**The request:** Your task is to print every entry below exactly as given.

★ ★ ★ ★ ★ ★ ★

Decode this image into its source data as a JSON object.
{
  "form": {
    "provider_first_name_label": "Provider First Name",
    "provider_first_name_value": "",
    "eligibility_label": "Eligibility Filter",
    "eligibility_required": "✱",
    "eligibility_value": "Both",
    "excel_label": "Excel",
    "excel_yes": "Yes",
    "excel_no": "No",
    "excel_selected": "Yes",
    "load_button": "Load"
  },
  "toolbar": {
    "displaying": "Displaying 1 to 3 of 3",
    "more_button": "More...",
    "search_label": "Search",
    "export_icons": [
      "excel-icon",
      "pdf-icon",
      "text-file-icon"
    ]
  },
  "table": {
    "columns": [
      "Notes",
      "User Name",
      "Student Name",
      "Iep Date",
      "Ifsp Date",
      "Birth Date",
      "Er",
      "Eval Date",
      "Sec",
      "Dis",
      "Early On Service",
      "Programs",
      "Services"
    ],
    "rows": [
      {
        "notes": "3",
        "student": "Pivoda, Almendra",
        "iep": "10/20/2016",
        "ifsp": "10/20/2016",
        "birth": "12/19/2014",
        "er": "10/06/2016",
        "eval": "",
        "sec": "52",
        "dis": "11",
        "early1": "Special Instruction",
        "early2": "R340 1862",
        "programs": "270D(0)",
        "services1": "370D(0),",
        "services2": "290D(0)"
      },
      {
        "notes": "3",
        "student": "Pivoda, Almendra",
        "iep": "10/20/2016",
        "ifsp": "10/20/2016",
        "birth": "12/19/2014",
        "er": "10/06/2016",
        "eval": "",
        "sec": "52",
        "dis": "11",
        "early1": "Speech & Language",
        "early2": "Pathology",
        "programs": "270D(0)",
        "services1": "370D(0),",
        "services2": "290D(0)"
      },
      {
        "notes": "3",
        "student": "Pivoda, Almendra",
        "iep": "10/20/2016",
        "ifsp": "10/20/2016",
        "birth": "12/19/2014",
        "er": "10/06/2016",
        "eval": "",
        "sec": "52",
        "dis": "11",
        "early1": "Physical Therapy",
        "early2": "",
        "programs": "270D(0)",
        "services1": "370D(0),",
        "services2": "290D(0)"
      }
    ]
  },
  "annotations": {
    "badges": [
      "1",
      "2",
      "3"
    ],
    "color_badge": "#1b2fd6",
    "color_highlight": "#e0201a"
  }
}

★ ★ ★ ★ ★ ★ ★

**Output for this exercise:**
Decode this image into its source data as a JSON object.
{
  "form": {
    "provider_first_name_label": "Provider First Name",
    "provider_first_name_value": "",
    "eligibility_label": "Eligibility Filter",
    "eligibility_required": "✱",
    "eligibility_value": "Both",
    "excel_label": "Excel",
    "excel_yes": "Yes",
    "excel_no": "No",
    "excel_selected": "Yes",
    "load_button": "Load"
  },
  "toolbar": {
    "displaying": "Displaying 1 to 3 of 3",
    "more_button": "More...",
    "search_label": "Search",
    "export_icons": [
      "excel-icon",
      "pdf-icon",
      "text-file-icon"
    ]
  },
  "table": {
    "columns": [
      "Notes",
      "User Name",
      "Student Name",
      "Iep Date",
      "Ifsp Date",
      "Birth Date",
      "Er",
      "Eval Date",
      "Sec",
      "Dis",
      "Early On Service",
      "Programs",
      "Services"
    ],
    "rows": [
      {
        "notes": "3",
        "student": "Pivoda, Almendra",
        "iep": "10/20/2016",
        "ifsp": "10/20/2016",
        "birth": "12/19/2014",
        "er": "10/06/2016",
        "eval": "",
        "sec": "52",
        "dis": "11",
        "early1": "Special Instruction",
        "early2": "R340 1862",
        "programs": "270D(0)",
        "services1": "370D(0),",
        "services2": "290D(0)"
      },
      {
        "notes": "3",
        "student": "Pivoda, Almendra",
        "iep": "10/20/2016",
        "ifsp": "10/20/2016",
        "birth": "12/19/2014",
        "er": "10/06/2016",
        "eval": "",
        "sec": "52",
        "dis": "11",
        "early1": "Speech & Language",
        "early2": "Pathology",
        "programs": "270D(0)",
        "services1": "370D(0),",
        "services2": "290D(0)"
      },
      {
        "notes": "3",
        "student": "Pivoda, Almendra",
        "iep": "10/20/2016",
        "ifsp": "10/20/2016",
        "birth": "12/19/2014",
        "er": "10/06/2016",
        "eval": "",
        "sec": "52",
        "dis": "11",
        "early1": "Physical Therapy",
        "early2": "",
        "programs": "270D(0)",
        "services1": "370D(0),",
        "services2": "290D(0)"
      }
    ]
  },
  "annotations": {
    "badges": [
      "1",
      "2",
      "3"
    ],
    "color_badge": "#1b2fd6",
    "color_highlight": "#e0201a"
  }
}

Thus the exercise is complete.